Write out all the lines again, precisely as they stand, but without the images.
##########
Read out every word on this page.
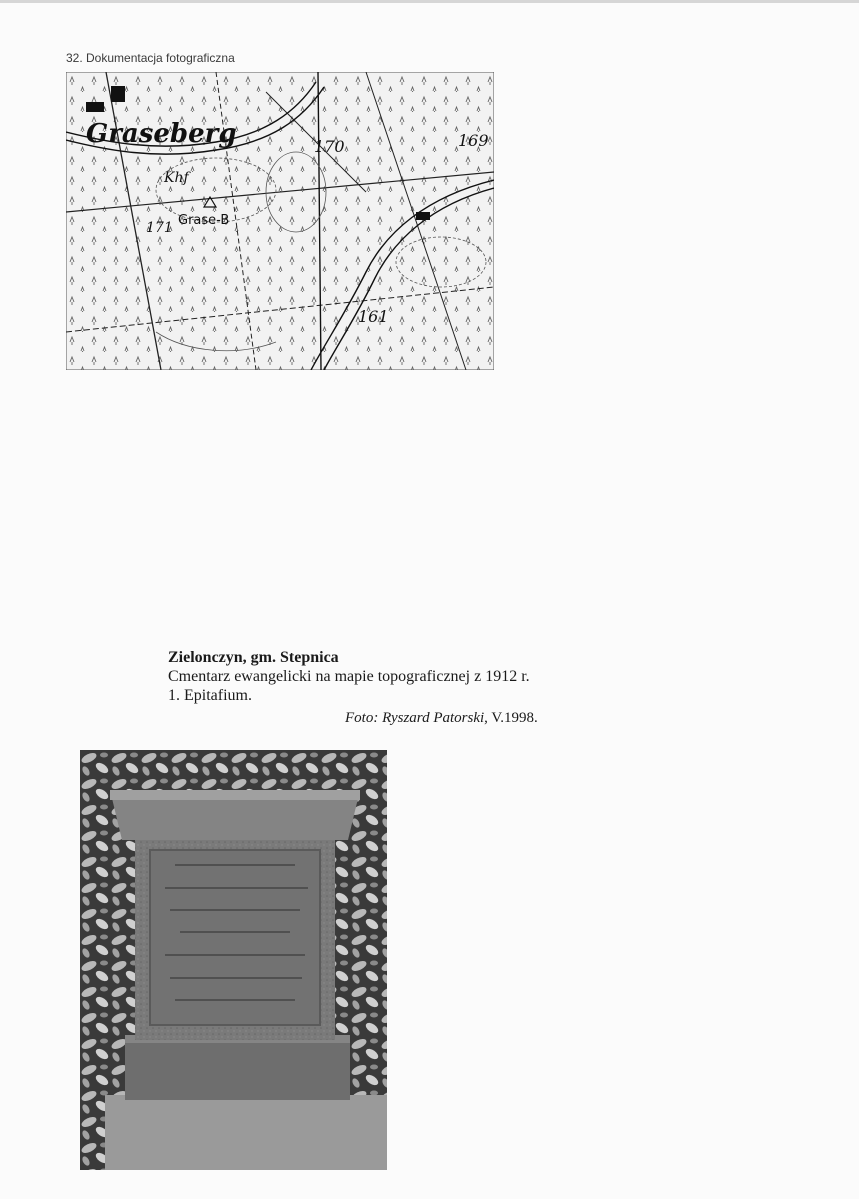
32. Dokumentacja fotograficzna
Graseberg
Khf
Grase-B
171
170	169
161
Zielonczyn, gm. Stepnica
Cmentarz ewangelicki na mapie topograficznej z 1912 r.
1. Epitafium.
Foto: Ryszard Patorski, V.1998.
##########
# Answer to the problem
Read out every word on this page.
32. Dokumentacja fotograficzna
Graseberg
Khf
Grase-B
171
170	169
161
Zielonczyn, gm. Stepnica
Cmentarz ewangelicki na mapie topograficznej z 1912 r.
1. Epitafium.
Foto: Ryszard Patorski, V.1998.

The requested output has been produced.